◆ **Problem statement**:
Repeat every record below exactly, but leave out any pictures.

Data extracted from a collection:
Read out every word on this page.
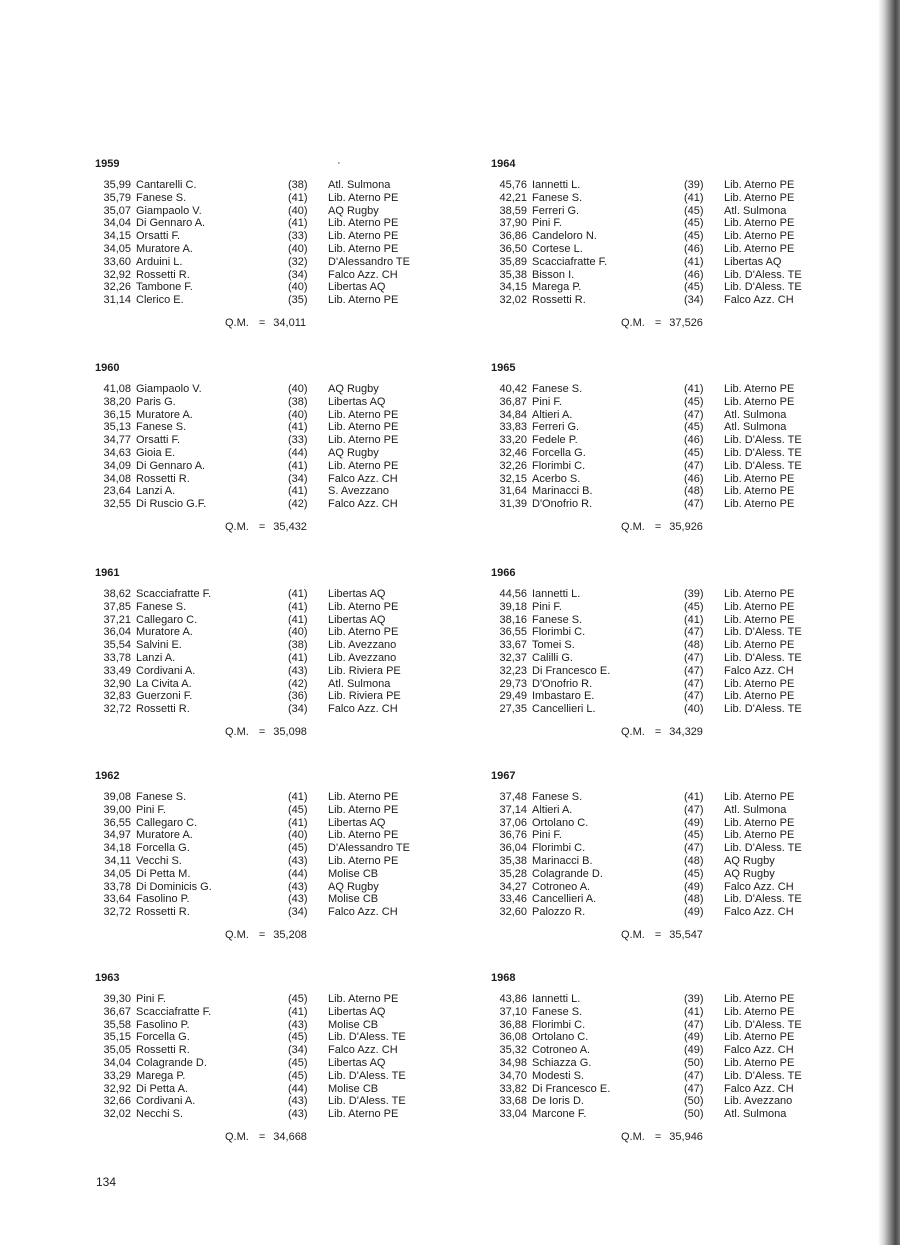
·
134
1959
35,99 Cantarelli C.	(38) Atl. Sulmona
35,79 Fanese S.	(41) Lib. Aterno PE
35,07 Giampaolo V.	(40) AQ Rugby
34,04 Di Gennaro A.	(41) Lib. Aterno PE
34,15 Orsatti F.	(33) Lib. Aterno PE
34,05 Muratore A.	(40) Lib. Aterno PE
33,60 Arduini L.	(32) D'Alessandro TE
32,92 Rossetti R.	(34) Falco Azz. CH
32,26 Tambone F.	(40) Libertas AQ
31,14 Clerico E.	(35) Lib. Aterno PE
Q.M. = 34,011
1964
45,76 Iannetti L.	(39) Lib. Aterno PE
42,21 Fanese S.	(41) Lib. Aterno PE
38,59 Ferreri G.	(45) Atl. Sulmona
37,90 Pini F.	(45) Lib. Aterno PE
36,86 Candeloro N.	(45) Lib. Aterno PE
36,50 Cortese L.	(46) Lib. Aterno PE
35,89 Scacciafratte F.	(41) Libertas AQ
35,38 Bisson I.	(46) Lib. D'Aless. TE
34,15 Marega P.	(45) Lib. D'Aless. TE
32,02 Rossetti R.	(34) Falco Azz. CH
Q.M. = 37,526
1960
41,08 Giampaolo V.	(40) AQ Rugby
38,20 Paris G.	(38) Libertas AQ
36,15 Muratore A.	(40) Lib. Aterno PE
35,13 Fanese S.	(41) Lib. Aterno PE
34,77 Orsatti F.	(33) Lib. Aterno PE
34,63 Gioia E.	(44) AQ Rugby
34,09 Di Gennaro A.	(41) Lib. Aterno PE
34,08 Rossetti R.	(34) Falco Azz. CH
23,64 Lanzi A.	(41) S. Avezzano
32,55 Di Ruscio G.F.	(42) Falco Azz. CH
Q.M. = 35,432
1965
40,42 Fanese S.	(41) Lib. Aterno PE
36,87 Pini F.	(45) Lib. Aterno PE
34,84 Altieri A.	(47) Atl. Sulmona
33,83 Ferreri G.	(45) Atl. Sulmona
33,20 Fedele P.	(46) Lib. D'Aless. TE
32,46 Forcella G.	(45) Lib. D'Aless. TE
32,26 Florimbi C.	(47) Lib. D'Aless. TE
32,15 Acerbo S.	(46) Lib. Aterno PE
31,64 Marinacci B.	(48) Lib. Aterno PE
31,39 D'Onofrio R.	(47) Lib. Aterno PE
Q.M. = 35,926
1961
38,62 Scacciafratte F.	(41) Libertas AQ
37,85 Fanese S.	(41) Lib. Aterno PE
37,21 Callegaro C.	(41) Libertas AQ
36,04 Muratore A.	(40) Lib. Aterno PE
35,54 Salvini E.	(38) Lib. Avezzano
33,78 Lanzi A.	(41) Lib. Avezzano
33,49 Cordivani A.	(43) Lib. Riviera PE
32,90 La Civita A.	(42) Atl. Sulmona
32,83 Guerzoni F.	(36) Lib. Riviera PE
32,72 Rossetti R.	(34) Falco Azz. CH
Q.M. = 35,098
1966
44,56 Iannetti L.	(39) Lib. Aterno PE
39,18 Pini F.	(45) Lib. Aterno PE
38,16 Fanese S.	(41) Lib. Aterno PE
36,55 Florimbi C.	(47) Lib. D'Aless. TE
33,67 Tomei S.	(48) Lib. Aterno PE
32,37 Calilli G.	(47) Lib. D'Aless. TE
32,23 Di Francesco E.	(47) Falco Azz. CH
29,73 D'Onofrio R.	(47) Lib. Aterno PE
29,49 Imbastaro E.	(47) Lib. Aterno PE
27,35 Cancellieri L.	(40) Lib. D'Aless. TE
Q.M. = 34,329
1962
39,08 Fanese S.	(41) Lib. Aterno PE
39,00 Pini F.	(45) Lib. Aterno PE
36,55 Callegaro C.	(41) Libertas AQ
34,97 Muratore A.	(40) Lib. Aterno PE
34,18 Forcella G.	(45) D'Alessandro TE
34,11 Vecchi S.	(43) Lib. Aterno PE
34,05 Di Petta M.	(44) Molise CB
33,78 Di Dominicis G.	(43) AQ Rugby
33,64 Fasolino P.	(43) Molise CB
32,72 Rossetti R.	(34) Falco Azz. CH
Q.M. = 35,208
1967
37,48 Fanese S.	(41) Lib. Aterno PE
37,14 Altieri A.	(47) Atl. Sulmona
37,06 Ortolano C.	(49) Lib. Aterno PE
36,76 Pini F.	(45) Lib. Aterno PE
36,04 Florimbi C.	(47) Lib. D'Aless. TE
35,38 Marinacci B.	(48) AQ Rugby
35,28 Colagrande D.	(45) AQ Rugby
34,27 Cotroneo A.	(49) Falco Azz. CH
33,46 Cancellieri A.	(48) Lib. D'Aless. TE
32,60 Palozzo R.	(49) Falco Azz. CH
Q.M. = 35,547
1963
39,30 Pini F.	(45) Lib. Aterno PE
36,67 Scacciafratte F.	(41) Libertas AQ
35,58 Fasolino P.	(43) Molise CB
35,15 Forcella G.	(45) Lib. D'Aless. TE
35,05 Rossetti R.	(34) Falco Azz. CH
34,04 Colagrande D.	(45) Libertas AQ
33,29 Marega P.	(45) Lib. D'Aless. TE
32,92 Di Petta A.	(44) Molise CB
32,66 Cordivani A.	(43) Lib. D'Aless. TE
32,02 Necchi S.	(43) Lib. Aterno PE
Q.M. = 34,668
1968
43,86 Iannetti L.	(39) Lib. Aterno PE
37,10 Fanese S.	(41) Lib. Aterno PE
36,88 Florimbi C.	(47) Lib. D'Aless. TE
36,08 Ortolano C.	(49) Lib. Aterno PE
35,32 Cotroneo A.	(49) Falco Azz. CH
34,98 Schiazza G.	(50) Lib. Aterno PE
34,70 Modesti S.	(47) Lib. D'Aless. TE
33,82 Di Francesco E.	(47) Falco Azz. CH
33,68 De Ioris D.	(50) Lib. Avezzano
33,04 Marcone F.	(50) Atl. Sulmona
Q.M. = 35,946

◆ **Expected answer**:
Read out every word on this page.
·
134
1959
35,99 Cantarelli C.	(38) Atl. Sulmona
35,79 Fanese S.	(41) Lib. Aterno PE
35,07 Giampaolo V.	(40) AQ Rugby
34,04 Di Gennaro A.	(41) Lib. Aterno PE
34,15 Orsatti F.	(33) Lib. Aterno PE
34,05 Muratore A.	(40) Lib. Aterno PE
33,60 Arduini L.	(32) D'Alessandro TE
32,92 Rossetti R.	(34) Falco Azz. CH
32,26 Tambone F.	(40) Libertas AQ
31,14 Clerico E.	(35) Lib. Aterno PE
Q.M. = 34,011
1964
45,76 Iannetti L.	(39) Lib. Aterno PE
42,21 Fanese S.	(41) Lib. Aterno PE
38,59 Ferreri G.	(45) Atl. Sulmona
37,90 Pini F.	(45) Lib. Aterno PE
36,86 Candeloro N.	(45) Lib. Aterno PE
36,50 Cortese L.	(46) Lib. Aterno PE
35,89 Scacciafratte F.	(41) Libertas AQ
35,38 Bisson I.	(46) Lib. D'Aless. TE
34,15 Marega P.	(45) Lib. D'Aless. TE
32,02 Rossetti R.	(34) Falco Azz. CH
Q.M. = 37,526
1960
41,08 Giampaolo V.	(40) AQ Rugby
38,20 Paris G.	(38) Libertas AQ
36,15 Muratore A.	(40) Lib. Aterno PE
35,13 Fanese S.	(41) Lib. Aterno PE
34,77 Orsatti F.	(33) Lib. Aterno PE
34,63 Gioia E.	(44) AQ Rugby
34,09 Di Gennaro A.	(41) Lib. Aterno PE
34,08 Rossetti R.	(34) Falco Azz. CH
23,64 Lanzi A.	(41) S. Avezzano
32,55 Di Ruscio G.F.	(42) Falco Azz. CH
Q.M. = 35,432
1965
40,42 Fanese S.	(41) Lib. Aterno PE
36,87 Pini F.	(45) Lib. Aterno PE
34,84 Altieri A.	(47) Atl. Sulmona
33,83 Ferreri G.	(45) Atl. Sulmona
33,20 Fedele P.	(46) Lib. D'Aless. TE
32,46 Forcella G.	(45) Lib. D'Aless. TE
32,26 Florimbi C.	(47) Lib. D'Aless. TE
32,15 Acerbo S.	(46) Lib. Aterno PE
31,64 Marinacci B.	(48) Lib. Aterno PE
31,39 D'Onofrio R.	(47) Lib. Aterno PE
Q.M. = 35,926
1961
38,62 Scacciafratte F.	(41) Libertas AQ
37,85 Fanese S.	(41) Lib. Aterno PE
37,21 Callegaro C.	(41) Libertas AQ
36,04 Muratore A.	(40) Lib. Aterno PE
35,54 Salvini E.	(38) Lib. Avezzano
33,78 Lanzi A.	(41) Lib. Avezzano
33,49 Cordivani A.	(43) Lib. Riviera PE
32,90 La Civita A.	(42) Atl. Sulmona
32,83 Guerzoni F.	(36) Lib. Riviera PE
32,72 Rossetti R.	(34) Falco Azz. CH
Q.M. = 35,098
1966
44,56 Iannetti L.	(39) Lib. Aterno PE
39,18 Pini F.	(45) Lib. Aterno PE
38,16 Fanese S.	(41) Lib. Aterno PE
36,55 Florimbi C.	(47) Lib. D'Aless. TE
33,67 Tomei S.	(48) Lib. Aterno PE
32,37 Calilli G.	(47) Lib. D'Aless. TE
32,23 Di Francesco E.	(47) Falco Azz. CH
29,73 D'Onofrio R.	(47) Lib. Aterno PE
29,49 Imbastaro E.	(47) Lib. Aterno PE
27,35 Cancellieri L.	(40) Lib. D'Aless. TE
Q.M. = 34,329
1962
39,08 Fanese S.	(41) Lib. Aterno PE
39,00 Pini F.	(45) Lib. Aterno PE
36,55 Callegaro C.	(41) Libertas AQ
34,97 Muratore A.	(40) Lib. Aterno PE
34,18 Forcella G.	(45) D'Alessandro TE
34,11 Vecchi S.	(43) Lib. Aterno PE
34,05 Di Petta M.	(44) Molise CB
33,78 Di Dominicis G.	(43) AQ Rugby
33,64 Fasolino P.	(43) Molise CB
32,72 Rossetti R.	(34) Falco Azz. CH
Q.M. = 35,208
1967
37,48 Fanese S.	(41) Lib. Aterno PE
37,14 Altieri A.	(47) Atl. Sulmona
37,06 Ortolano C.	(49) Lib. Aterno PE
36,76 Pini F.	(45) Lib. Aterno PE
36,04 Florimbi C.	(47) Lib. D'Aless. TE
35,38 Marinacci B.	(48) AQ Rugby
35,28 Colagrande D.	(45) AQ Rugby
34,27 Cotroneo A.	(49) Falco Azz. CH
33,46 Cancellieri A.	(48) Lib. D'Aless. TE
32,60 Palozzo R.	(49) Falco Azz. CH
Q.M. = 35,547
1963
39,30 Pini F.	(45) Lib. Aterno PE
36,67 Scacciafratte F.	(41) Libertas AQ
35,58 Fasolino P.	(43) Molise CB
35,15 Forcella G.	(45) Lib. D'Aless. TE
35,05 Rossetti R.	(34) Falco Azz. CH
34,04 Colagrande D.	(45) Libertas AQ
33,29 Marega P.	(45) Lib. D'Aless. TE
32,92 Di Petta A.	(44) Molise CB
32,66 Cordivani A.	(43) Lib. D'Aless. TE
32,02 Necchi S.	(43) Lib. Aterno PE
Q.M. = 34,668
1968
43,86 Iannetti L.	(39) Lib. Aterno PE
37,10 Fanese S.	(41) Lib. Aterno PE
36,88 Florimbi C.	(47) Lib. D'Aless. TE
36,08 Ortolano C.	(49) Lib. Aterno PE
35,32 Cotroneo A.	(49) Falco Azz. CH
34,98 Schiazza G.	(50) Lib. Aterno PE
34,70 Modesti S.	(47) Lib. D'Aless. TE
33,82 Di Francesco E.	(47) Falco Azz. CH
33,68 De Ioris D.	(50) Lib. Avezzano
33,04 Marcone F.	(50) Atl. Sulmona
Q.M. = 35,946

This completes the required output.